Problem ▸ Copy every line of the records below word for word, but leave out the pictures.

(Item position entries)
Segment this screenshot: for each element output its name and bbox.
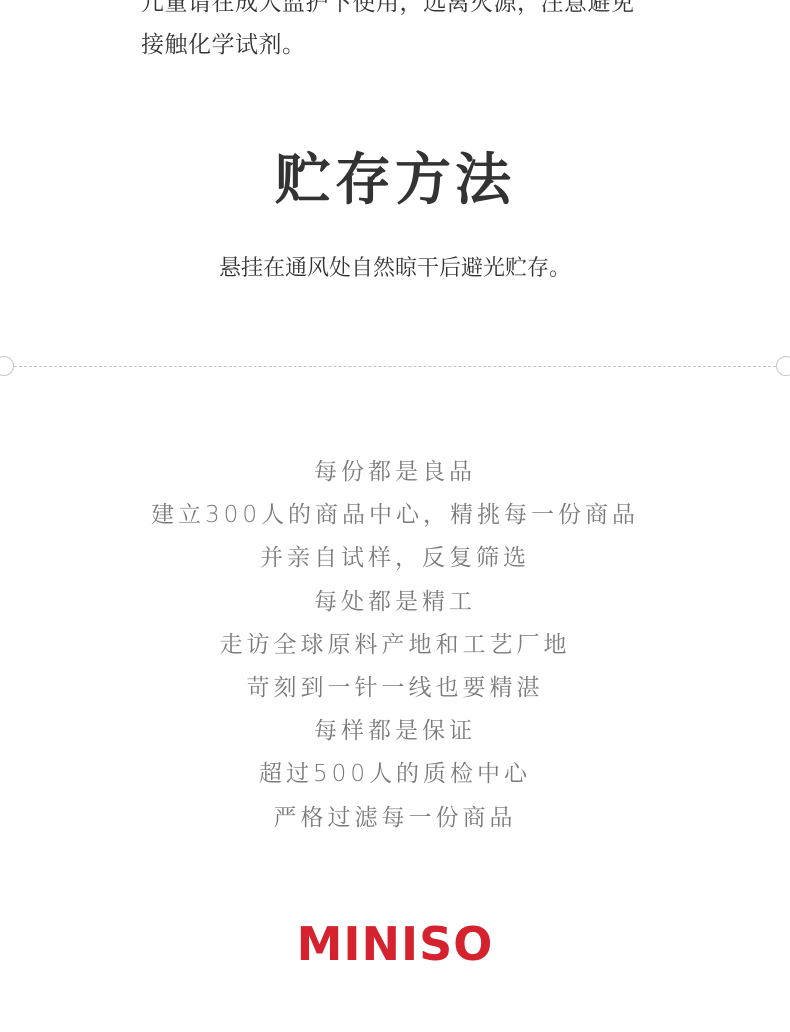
warning-line-2: 接触化学试剂。 [141,24,701,66]
slogan-line: 每样都是保证 [0,710,790,753]
warning-line-1: 儿童请在成人监护下使用，远离火源，注意避免 [141,0,701,24]
dashed-line [14,366,776,367]
usage-warning-text: 儿童请在成人监护下使用，远离火源，注意避免 接触化学试剂。 [141,0,701,66]
slogan-line: 每处都是精工 [0,581,790,624]
slogan-line: 超过500人的质检中心 [0,753,790,796]
slogan-line: 建立300人的商品中心，精挑每一份商品 [0,494,790,537]
right-notch-circle-icon [776,356,790,376]
brand-slogan: 每份都是良品 建立300人的商品中心，精挑每一份商品 并亲自试样，反复筛选 每处… [0,451,790,840]
slogan-line: 每份都是良品 [0,451,790,494]
slogan-line: 并亲自试样，反复筛选 [0,537,790,580]
slogan-line: 苛刻到一针一线也要精湛 [0,667,790,710]
storage-instructions: 悬挂在通风处自然晾干后避光贮存。 [0,252,790,286]
slogan-line: 严格过滤每一份商品 [0,797,790,840]
left-notch-circle-icon [0,356,14,376]
miniso-logo: MINISO [0,916,790,972]
slogan-line: 走访全球原料产地和工艺厂地 [0,624,790,667]
storage-section-title: 贮存方法 [0,148,790,214]
dashed-divider [0,356,790,378]
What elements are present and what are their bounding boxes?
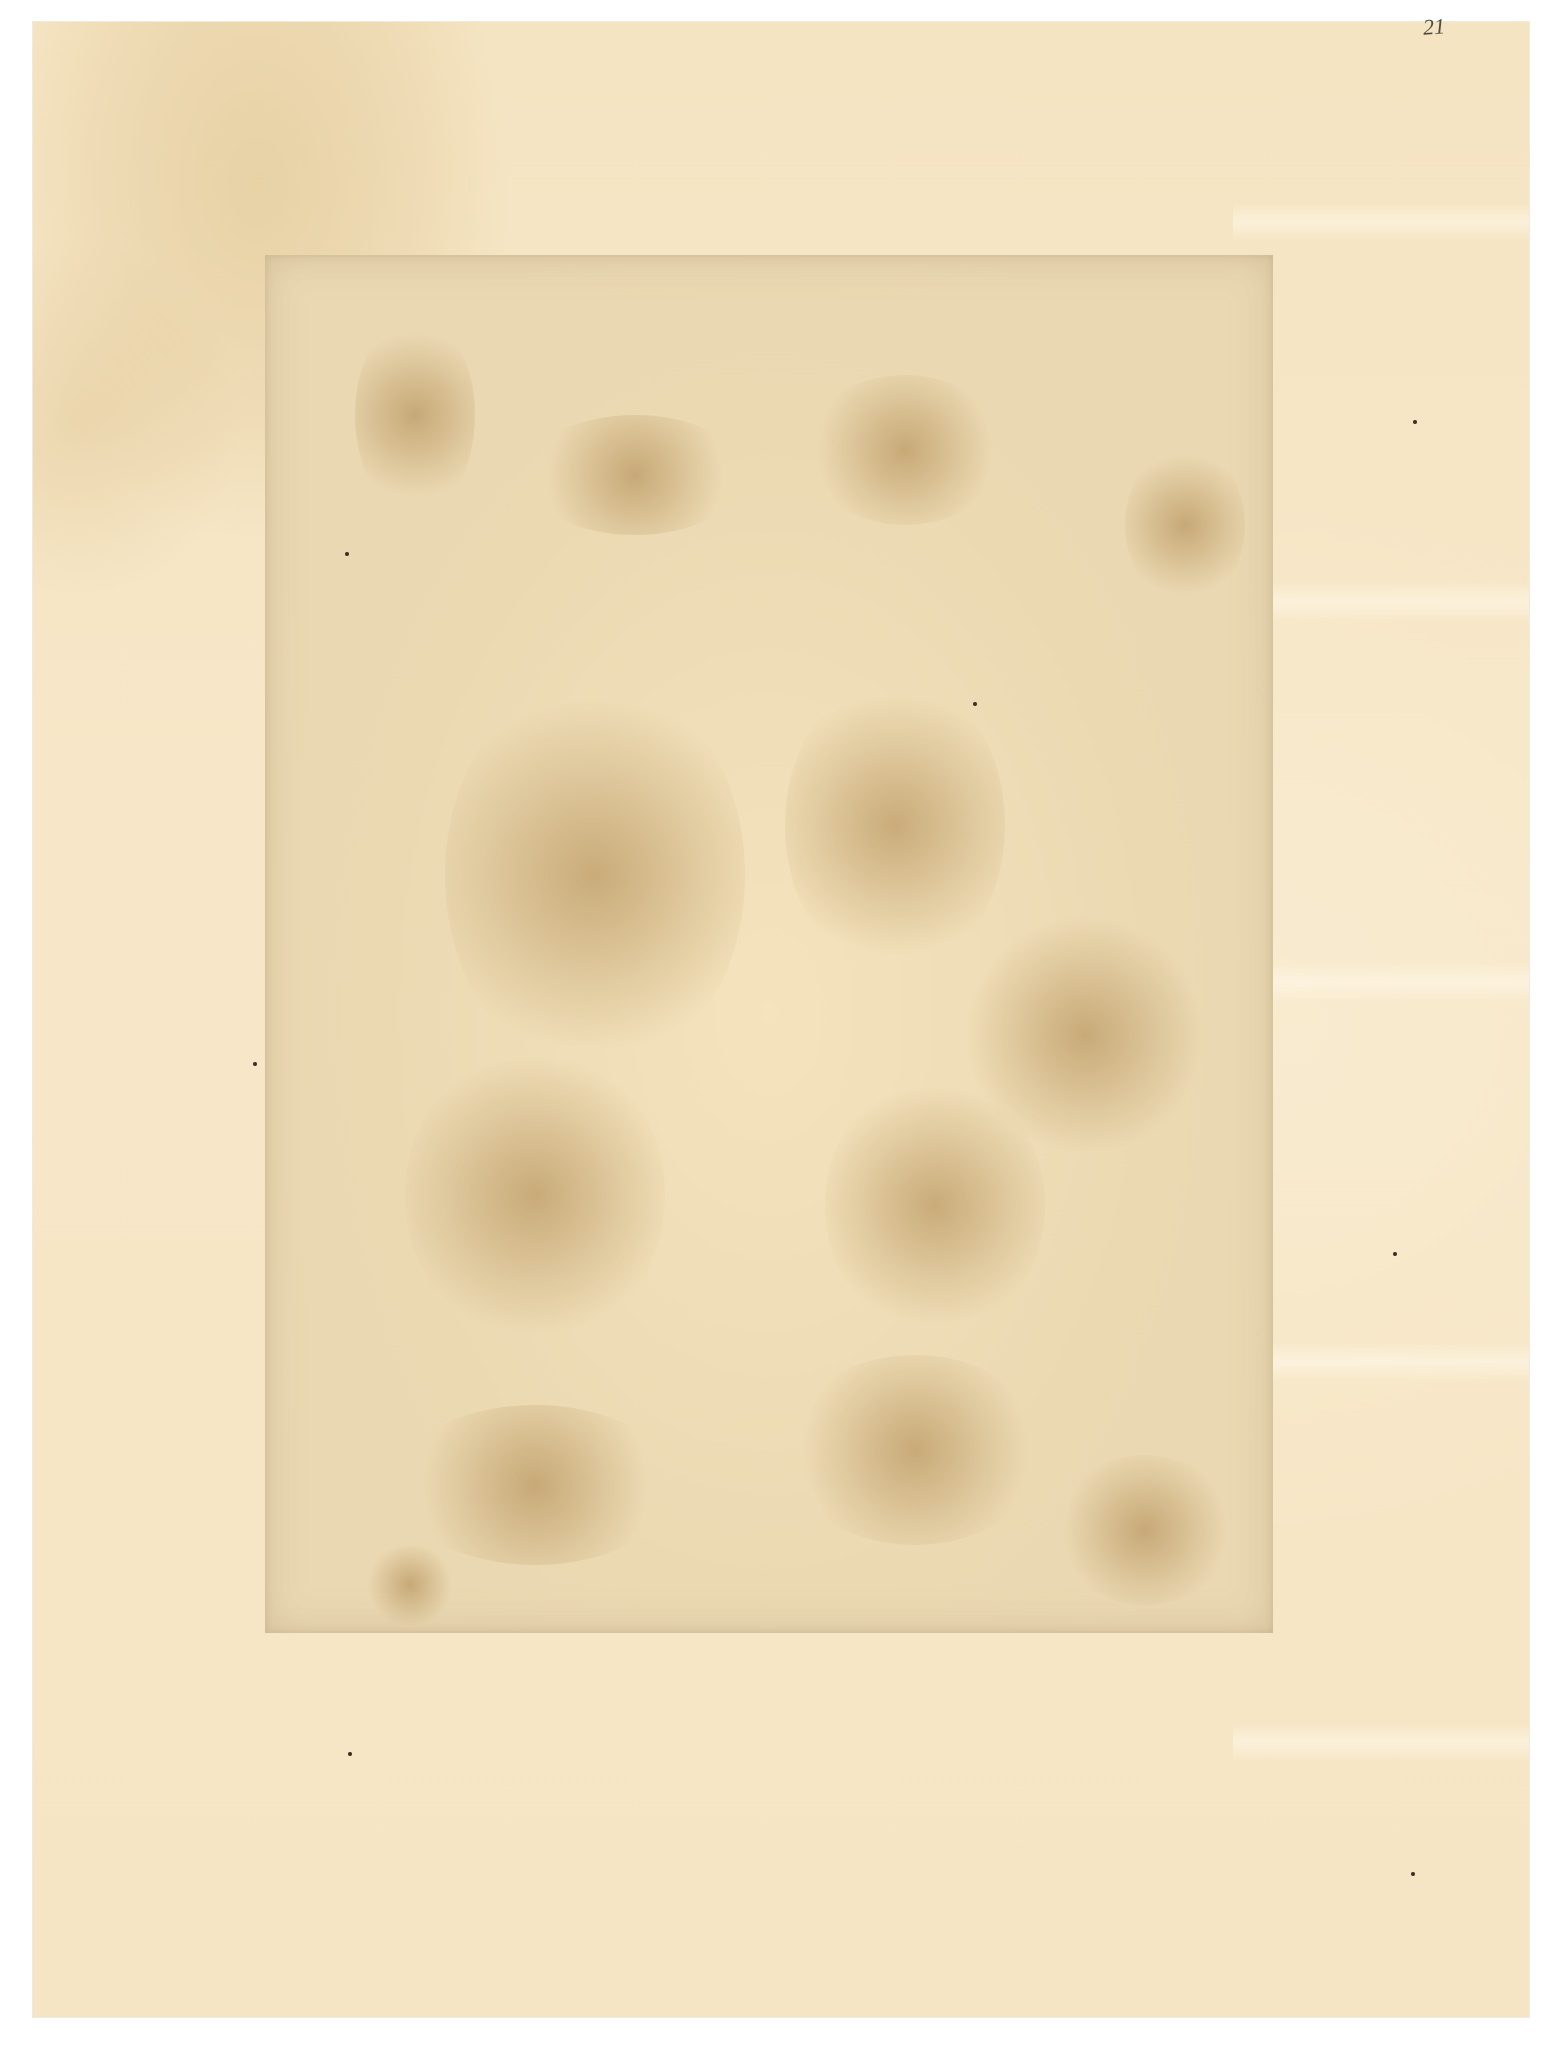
foxing-stain — [355, 315, 475, 515]
foxing-stain — [1125, 445, 1245, 605]
foxing-stain — [365, 1545, 455, 1625]
foxing-stain — [395, 1405, 675, 1565]
paper-wrinkle — [1233, 962, 1529, 1002]
speck — [253, 1062, 257, 1066]
foxing-stain — [785, 675, 1005, 975]
speck — [348, 1752, 352, 1756]
speck — [1413, 420, 1417, 424]
paper-wrinkle — [1233, 1722, 1529, 1762]
speck — [1411, 1872, 1415, 1876]
speck — [1393, 1252, 1397, 1256]
paper-wrinkle — [1233, 582, 1529, 622]
foxing-stain — [805, 375, 1005, 525]
speck — [345, 552, 349, 556]
foxing-stain — [825, 1075, 1045, 1335]
foxing-stain — [445, 675, 745, 1075]
foxing-stain — [1055, 1455, 1235, 1605]
paper-wrinkle — [1233, 1342, 1529, 1382]
speck — [973, 702, 977, 706]
foxing-stain — [405, 1045, 665, 1345]
paper-sheet — [33, 22, 1529, 2017]
foxing-stain — [785, 1355, 1045, 1545]
paper-wrinkle — [1233, 202, 1529, 242]
plate-mark — [265, 255, 1273, 1633]
foxing-stain — [525, 415, 745, 535]
page-number: 21 — [1422, 13, 1446, 40]
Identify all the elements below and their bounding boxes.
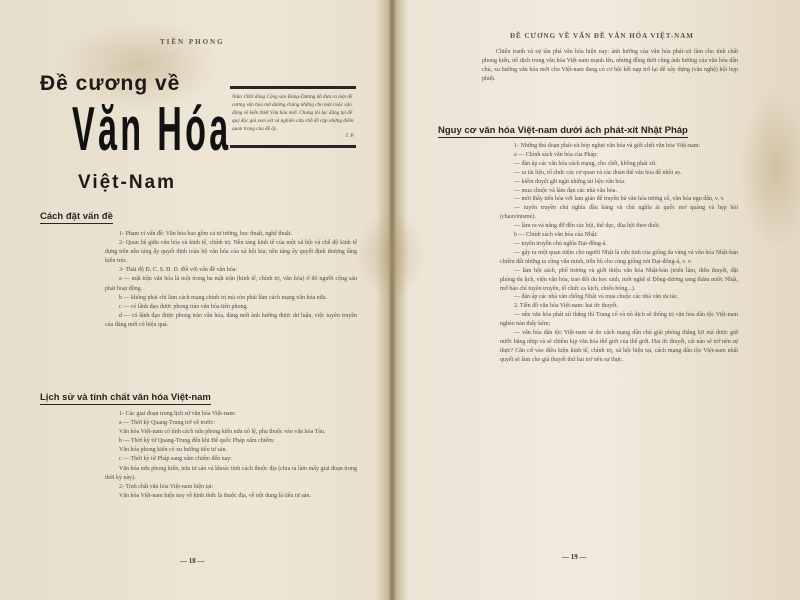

Expected answer ▸
Segment this screenshot: for each element output its name and bbox.
warning-line-2: 接触化学试剂。 [141,24,701,66]
slogan-line: 每样都是保证 [0,710,790,753]
warning-line-1: 儿童请在成人监护下使用，远离火源，注意避免 [141,0,701,24]
dashed-line [14,366,776,367]
usage-warning-text: 儿童请在成人监护下使用，远离火源，注意避免 接触化学试剂。 [141,0,701,66]
slogan-line: 每处都是精工 [0,581,790,624]
slogan-line: 超过500人的质检中心 [0,753,790,796]
slogan-line: 建立300人的商品中心，精挑每一份商品 [0,494,790,537]
right-notch-circle-icon [776,356,790,376]
brand-slogan: 每份都是良品 建立300人的商品中心，精挑每一份商品 并亲自试样，反复筛选 每处… [0,451,790,840]
slogan-line: 每份都是良品 [0,451,790,494]
slogan-line: 并亲自试样，反复筛选 [0,537,790,580]
slogan-line: 苛刻到一针一线也要精湛 [0,667,790,710]
storage-instructions: 悬挂在通风处自然晾干后避光贮存。 [0,252,790,286]
slogan-line: 严格过滤每一份商品 [0,797,790,840]
left-notch-circle-icon [0,356,14,376]
miniso-logo: MINISO [0,916,790,972]
slogan-line: 走访全球原料产地和工艺厂地 [0,624,790,667]
storage-section-title: 贮存方法 [0,148,790,214]
dashed-divider [0,356,790,378]
What elements are present and what are their bounding boxes?
foxing-stain — [355, 315, 475, 515]
foxing-stain — [1125, 445, 1245, 605]
foxing-stain — [365, 1545, 455, 1625]
foxing-stain — [395, 1405, 675, 1565]
paper-wrinkle — [1233, 962, 1529, 1002]
speck — [253, 1062, 257, 1066]
foxing-stain — [785, 675, 1005, 975]
speck — [348, 1752, 352, 1756]
speck — [1413, 420, 1417, 424]
paper-wrinkle — [1233, 1722, 1529, 1762]
speck — [1411, 1872, 1415, 1876]
speck — [1393, 1252, 1397, 1256]
paper-wrinkle — [1233, 582, 1529, 622]
foxing-stain — [805, 375, 1005, 525]
speck — [345, 552, 349, 556]
foxing-stain — [825, 1075, 1045, 1335]
foxing-stain — [445, 675, 745, 1075]
foxing-stain — [1055, 1455, 1235, 1605]
paper-wrinkle — [1233, 1342, 1529, 1382]
speck — [973, 702, 977, 706]
foxing-stain — [405, 1045, 665, 1345]
paper-sheet — [33, 22, 1529, 2017]
foxing-stain — [785, 1355, 1045, 1545]
paper-wrinkle — [1233, 202, 1529, 242]
plate-mark — [265, 255, 1273, 1633]
foxing-stain — [525, 415, 745, 535]
page-number: 21 — [1422, 13, 1446, 40]
Identify all the elements below and their bounding boxes.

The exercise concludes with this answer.